● Exercise inputs:

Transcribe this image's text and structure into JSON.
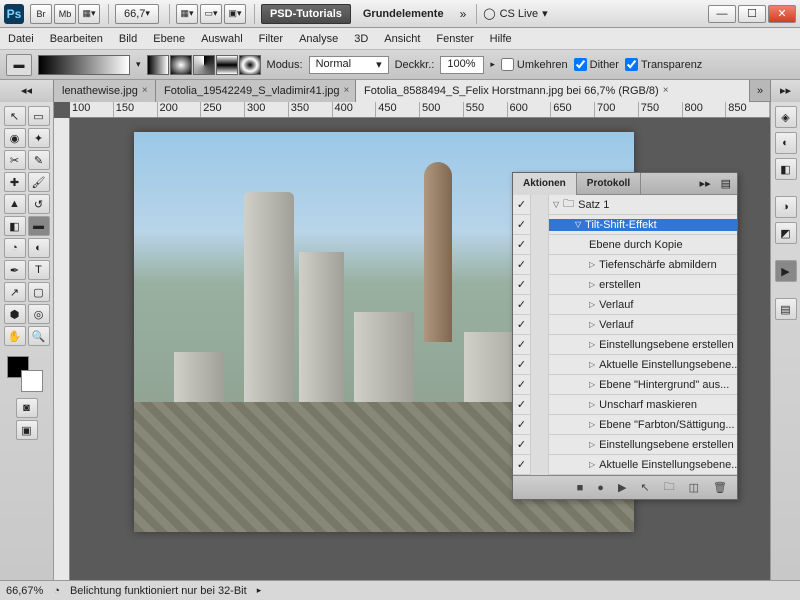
{
  "titlebar": {
    "br": "Br",
    "mb": "Mb",
    "zoom": "66,7",
    "psd_tut": "PSD-Tutorials",
    "workspace": "Grundelemente",
    "cslive": "CS Live"
  },
  "menu": [
    "Datei",
    "Bearbeiten",
    "Bild",
    "Ebene",
    "Auswahl",
    "Filter",
    "Analyse",
    "3D",
    "Ansicht",
    "Fenster",
    "Hilfe"
  ],
  "optbar": {
    "modus_lbl": "Modus:",
    "modus_val": "Normal",
    "deck_lbl": "Deckkr.:",
    "deck_val": "100%",
    "umkehren": "Umkehren",
    "dither": "Dither",
    "transparenz": "Transparenz"
  },
  "tabs": [
    {
      "label": "lenathewise.jpg"
    },
    {
      "label": "Fotolia_19542249_S_vladimir41.jpg"
    },
    {
      "label": "Fotolia_8588494_S_Felix Horstmann.jpg bei 66,7% (RGB/8)"
    }
  ],
  "ruler": [
    "100",
    "150",
    "200",
    "250",
    "300",
    "350",
    "400",
    "450",
    "500",
    "550",
    "600",
    "650",
    "700",
    "750",
    "800",
    "850"
  ],
  "actions": {
    "tab1": "Aktionen",
    "tab2": "Protokoll",
    "set": "Satz 1",
    "rows": [
      {
        "t": "Tilt-Shift-Effekt",
        "sel": true,
        "open": true,
        "ind": 1
      },
      {
        "t": "Ebene durch Kopie",
        "ind": 2,
        "leaf": true
      },
      {
        "t": "Tiefenschärfe abmildern",
        "ind": 2
      },
      {
        "t": "erstellen",
        "ind": 2
      },
      {
        "t": "Verlauf",
        "ind": 2
      },
      {
        "t": "Verlauf",
        "ind": 2
      },
      {
        "t": "Einstellungsebene erstellen",
        "ind": 2
      },
      {
        "t": "Aktuelle Einstellungsebene...",
        "ind": 2
      },
      {
        "t": "Ebene \"Hintergrund\" aus...",
        "ind": 2
      },
      {
        "t": "Unscharf maskieren",
        "ind": 2
      },
      {
        "t": "Ebene \"Farbton/Sättigung...",
        "ind": 2
      },
      {
        "t": "Einstellungsebene erstellen",
        "ind": 2
      },
      {
        "t": "Aktuelle Einstellungsebene...",
        "ind": 2
      }
    ]
  },
  "status": {
    "zoom": "66,67%",
    "msg": "Belichtung funktioniert nur bei 32-Bit"
  }
}
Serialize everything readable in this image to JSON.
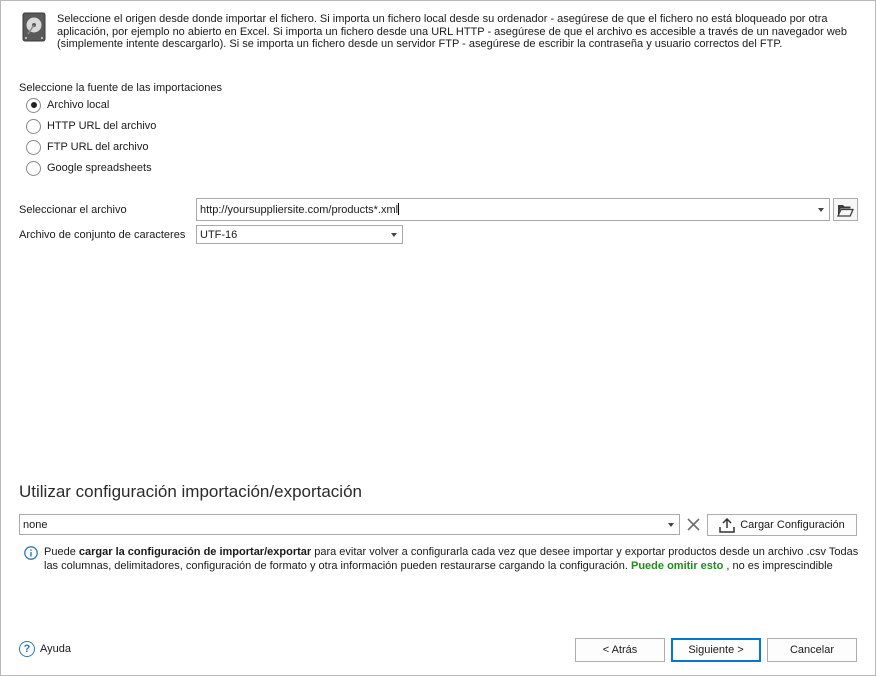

● Prompt:
Copy the material exactly. Do not include the pictures.

● Reply:
Transcribe this image's text and structure into JSON.
{
  "titlebar": {
    "br": "Br",
    "mb": "Mb",
    "zoom": "66,7",
    "psd_tut": "PSD-Tutorials",
    "workspace": "Grundelemente",
    "cslive": "CS Live"
  },
  "menu": [
    "Datei",
    "Bearbeiten",
    "Bild",
    "Ebene",
    "Auswahl",
    "Filter",
    "Analyse",
    "3D",
    "Ansicht",
    "Fenster",
    "Hilfe"
  ],
  "optbar": {
    "modus_lbl": "Modus:",
    "modus_val": "Normal",
    "deck_lbl": "Deckkr.:",
    "deck_val": "100%",
    "umkehren": "Umkehren",
    "dither": "Dither",
    "transparenz": "Transparenz"
  },
  "tabs": [
    {
      "label": "lenathewise.jpg"
    },
    {
      "label": "Fotolia_19542249_S_vladimir41.jpg"
    },
    {
      "label": "Fotolia_8588494_S_Felix Horstmann.jpg bei 66,7% (RGB/8)"
    }
  ],
  "ruler": [
    "100",
    "150",
    "200",
    "250",
    "300",
    "350",
    "400",
    "450",
    "500",
    "550",
    "600",
    "650",
    "700",
    "750",
    "800",
    "850"
  ],
  "actions": {
    "tab1": "Aktionen",
    "tab2": "Protokoll",
    "set": "Satz 1",
    "rows": [
      {
        "t": "Tilt-Shift-Effekt",
        "sel": true,
        "open": true,
        "ind": 1
      },
      {
        "t": "Ebene durch Kopie",
        "ind": 2,
        "leaf": true
      },
      {
        "t": "Tiefenschärfe abmildern",
        "ind": 2
      },
      {
        "t": "erstellen",
        "ind": 2
      },
      {
        "t": "Verlauf",
        "ind": 2
      },
      {
        "t": "Verlauf",
        "ind": 2
      },
      {
        "t": "Einstellungsebene erstellen",
        "ind": 2
      },
      {
        "t": "Aktuelle Einstellungsebene...",
        "ind": 2
      },
      {
        "t": "Ebene \"Hintergrund\" aus...",
        "ind": 2
      },
      {
        "t": "Unscharf maskieren",
        "ind": 2
      },
      {
        "t": "Ebene \"Farbton/Sättigung...",
        "ind": 2
      },
      {
        "t": "Einstellungsebene erstellen",
        "ind": 2
      },
      {
        "t": "Aktuelle Einstellungsebene...",
        "ind": 2
      }
    ]
  },
  "status": {
    "zoom": "66,67%",
    "msg": "Belichtung funktioniert nur bei 32-Bit"
  }
}
Serialize everything readable in this image to JSON.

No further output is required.